──────── Excerpted passage

# Soil Results in: My Soil Sucks, Now what?



## Eric2XU (Feb 2, 2019)

Hey all,

Just got back my Soil samples. UMass recommends I put down 125lbs of dolomitic limestone (plus a little nitrogen, phosphorus, and potassium) over 4 treatments 6 weeks apart.

First thing that comes to mind is I have no idea what to buy, can anyone suggest what to buy? I have home depot, lowes, tractor supply, and siteOne in reach.

Also I put down post soil testing 21-22-4 fertilizer so how does that impact things? Can I be so lucky to only have to worry about dropping down limestone and the fertilizer will take care of the rest or do I need to get a little more mad scientist?


----------



## g-man (Jun 15, 2017)

The first problem is that you dropped seeds. I think you should wait for your grass to grow before doing lime.

Like they recommend, do 50lb of lime/ksqft. Every 6 months. This is to address your low pH.

For P the starter fertilizer helps. See if the site one has triple super phosphate (0-46-0). DAP 18-52-0) or a starter fertilizer without mesotrisone could be good options. You can also use Milorganite, if the budget allows it.

Potassium, the ideal is SOP (0-0-50) at 2lb/ksqft every growing month. Ask in the hometown folders for help on how to source it locally.

All of this is after your seeds are more mature.


----------



## Eric2XU (Feb 2, 2019)

Thanks for the info. Can you help me understand what I should ask my local store for as far as lime is concerned? Also once I get this right, will next year be as crazy or once you get soil into the zones will it stay there just needing a normal fertilizer the following season or is the fact my numbers are super low just something I will deal with every year?


----------



## g-man (Jun 15, 2017)

Agricultural lime. The cheap stuff. If you want, print your report and that will make it clear for them. Your pH is low and it will take some pounds to get it to the 6.5 range.

At first it will take some inputs to adjust your soil and then we will back off to just a maintenance approach (some nitrogen with some potassium).

The main thing now is to help with lawn not to be in an acidic soil.


----------

────────────────

Set tasks →
**1)** According to the soil thread, what pH range will it take some pounds of lime to reach?
**2)** Name every store that the first post in the soil thread says is within reach.
The lines that come after the soil thread have nothing to do with it.

──────── Listed records

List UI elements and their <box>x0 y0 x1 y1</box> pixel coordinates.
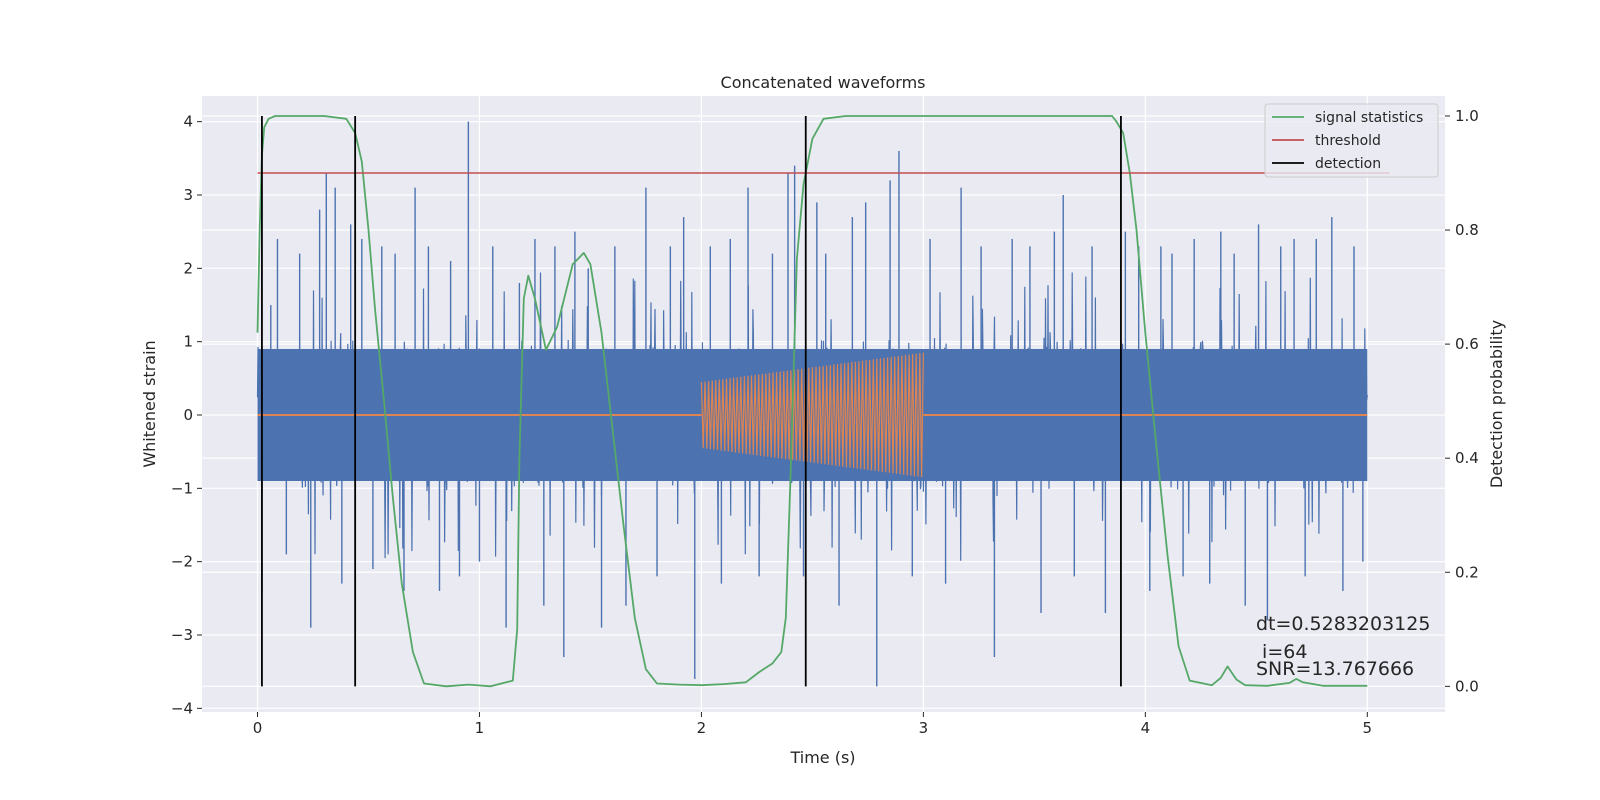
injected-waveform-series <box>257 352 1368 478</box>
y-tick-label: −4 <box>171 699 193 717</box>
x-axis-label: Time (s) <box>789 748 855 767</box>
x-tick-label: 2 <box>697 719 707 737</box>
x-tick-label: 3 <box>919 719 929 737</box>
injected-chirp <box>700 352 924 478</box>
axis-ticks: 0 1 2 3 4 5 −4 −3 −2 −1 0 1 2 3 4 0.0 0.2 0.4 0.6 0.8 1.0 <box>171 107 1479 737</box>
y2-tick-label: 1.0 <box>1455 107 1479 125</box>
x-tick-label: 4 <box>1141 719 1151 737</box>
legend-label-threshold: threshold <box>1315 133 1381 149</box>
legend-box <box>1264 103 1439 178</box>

────────────────

Answers to the tasks →
**1)** The 6.5 range.

**2)** Home Depot, Lowes, Tractor Supply, and SiteOne.